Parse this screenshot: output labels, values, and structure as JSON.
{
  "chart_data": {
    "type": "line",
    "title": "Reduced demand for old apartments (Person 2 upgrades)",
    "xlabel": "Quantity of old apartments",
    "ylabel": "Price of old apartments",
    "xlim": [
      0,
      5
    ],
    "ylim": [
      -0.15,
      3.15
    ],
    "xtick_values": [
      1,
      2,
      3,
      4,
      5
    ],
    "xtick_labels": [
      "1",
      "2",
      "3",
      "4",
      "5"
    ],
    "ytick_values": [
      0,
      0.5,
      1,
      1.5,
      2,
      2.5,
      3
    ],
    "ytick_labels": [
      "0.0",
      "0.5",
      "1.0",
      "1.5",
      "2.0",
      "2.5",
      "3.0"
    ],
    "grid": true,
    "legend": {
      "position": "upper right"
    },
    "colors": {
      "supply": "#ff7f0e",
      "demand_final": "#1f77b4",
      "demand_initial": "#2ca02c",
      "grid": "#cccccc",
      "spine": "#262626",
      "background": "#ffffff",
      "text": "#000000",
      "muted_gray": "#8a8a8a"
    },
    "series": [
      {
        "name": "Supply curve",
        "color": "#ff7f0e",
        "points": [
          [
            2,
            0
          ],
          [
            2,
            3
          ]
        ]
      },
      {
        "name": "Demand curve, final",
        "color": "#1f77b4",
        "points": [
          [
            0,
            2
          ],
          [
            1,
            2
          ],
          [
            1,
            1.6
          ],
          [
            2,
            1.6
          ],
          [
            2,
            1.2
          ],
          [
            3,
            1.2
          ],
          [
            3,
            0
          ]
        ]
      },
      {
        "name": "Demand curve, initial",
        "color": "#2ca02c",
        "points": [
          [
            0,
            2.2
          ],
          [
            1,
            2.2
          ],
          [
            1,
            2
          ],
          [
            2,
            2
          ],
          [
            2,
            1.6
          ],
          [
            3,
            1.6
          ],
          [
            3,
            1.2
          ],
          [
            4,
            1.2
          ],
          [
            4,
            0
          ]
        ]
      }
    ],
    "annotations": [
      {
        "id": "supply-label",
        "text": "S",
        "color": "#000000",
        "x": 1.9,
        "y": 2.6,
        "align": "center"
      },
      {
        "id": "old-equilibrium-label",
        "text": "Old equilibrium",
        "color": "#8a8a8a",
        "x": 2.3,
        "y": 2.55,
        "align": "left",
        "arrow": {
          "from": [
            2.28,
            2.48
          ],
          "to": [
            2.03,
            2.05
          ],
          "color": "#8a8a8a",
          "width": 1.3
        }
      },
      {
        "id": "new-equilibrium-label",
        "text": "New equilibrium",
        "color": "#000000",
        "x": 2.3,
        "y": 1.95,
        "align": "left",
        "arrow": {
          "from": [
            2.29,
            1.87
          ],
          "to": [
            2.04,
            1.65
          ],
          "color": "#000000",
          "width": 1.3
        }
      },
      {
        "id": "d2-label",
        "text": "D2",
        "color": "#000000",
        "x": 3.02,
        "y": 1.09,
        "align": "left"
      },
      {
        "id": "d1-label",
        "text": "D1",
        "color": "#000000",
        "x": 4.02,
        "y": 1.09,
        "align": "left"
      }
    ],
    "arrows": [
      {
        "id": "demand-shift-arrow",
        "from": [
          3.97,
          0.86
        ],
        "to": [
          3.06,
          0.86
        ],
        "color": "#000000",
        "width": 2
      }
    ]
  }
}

□ □ □ □

> **INSTRUCTIONS FOR THE TASK**:
Give back each line above precisely as it stands.

> **TASK OUTPUT**:
Parse this screenshot: output labels, values, and structure as JSON.
{
  "chart_data": {
    "type": "line",
    "title": "Reduced demand for old apartments (Person 2 upgrades)",
    "xlabel": "Quantity of old apartments",
    "ylabel": "Price of old apartments",
    "xlim": [
      0,
      5
    ],
    "ylim": [
      -0.15,
      3.15
    ],
    "xtick_values": [
      1,
      2,
      3,
      4,
      5
    ],
    "xtick_labels": [
      "1",
      "2",
      "3",
      "4",
      "5"
    ],
    "ytick_values": [
      0,
      0.5,
      1,
      1.5,
      2,
      2.5,
      3
    ],
    "ytick_labels": [
      "0.0",
      "0.5",
      "1.0",
      "1.5",
      "2.0",
      "2.5",
      "3.0"
    ],
    "grid": true,
    "legend": {
      "position": "upper right"
    },
    "colors": {
      "supply": "#ff7f0e",
      "demand_final": "#1f77b4",
      "demand_initial": "#2ca02c",
      "grid": "#cccccc",
      "spine": "#262626",
      "background": "#ffffff",
      "text": "#000000",
      "muted_gray": "#8a8a8a"
    },
    "series": [
      {
        "name": "Supply curve",
        "color": "#ff7f0e",
        "points": [
          [
            2,
            0
          ],
          [
            2,
            3
          ]
        ]
      },
      {
        "name": "Demand curve, final",
        "color": "#1f77b4",
        "points": [
          [
            0,
            2
          ],
          [
            1,
            2
          ],
          [
            1,
            1.6
          ],
          [
            2,
            1.6
          ],
          [
            2,
            1.2
          ],
          [
            3,
            1.2
          ],
          [
            3,
            0
          ]
        ]
      },
      {
        "name": "Demand curve, initial",
        "color": "#2ca02c",
        "points": [
          [
            0,
            2.2
          ],
          [
            1,
            2.2
          ],
          [
            1,
            2
          ],
          [
            2,
            2
          ],
          [
            2,
            1.6
          ],
          [
            3,
            1.6
          ],
          [
            3,
            1.2
          ],
          [
            4,
            1.2
          ],
          [
            4,
            0
          ]
        ]
      }
    ],
    "annotations": [
      {
        "id": "supply-label",
        "text": "S",
        "color": "#000000",
        "x": 1.9,
        "y": 2.6,
        "align": "center"
      },
      {
        "id": "old-equilibrium-label",
        "text": "Old equilibrium",
        "color": "#8a8a8a",
        "x": 2.3,
        "y": 2.55,
        "align": "left",
        "arrow": {
          "from": [
            2.28,
            2.48
          ],
          "to": [
            2.03,
            2.05
          ],
          "color": "#8a8a8a",
          "width": 1.3
        }
      },
      {
        "id": "new-equilibrium-label",
        "text": "New equilibrium",
        "color": "#000000",
        "x": 2.3,
        "y": 1.95,
        "align": "left",
        "arrow": {
          "from": [
            2.29,
            1.87
          ],
          "to": [
            2.04,
            1.65
          ],
          "color": "#000000",
          "width": 1.3
        }
      },
      {
        "id": "d2-label",
        "text": "D2",
        "color": "#000000",
        "x": 3.02,
        "y": 1.09,
        "align": "left"
      },
      {
        "id": "d1-label",
        "text": "D1",
        "color": "#000000",
        "x": 4.02,
        "y": 1.09,
        "align": "left"
      }
    ],
    "arrows": [
      {
        "id": "demand-shift-arrow",
        "from": [
          3.97,
          0.86
        ],
        "to": [
          3.06,
          0.86
        ],
        "color": "#000000",
        "width": 2
      }
    ]
  }
}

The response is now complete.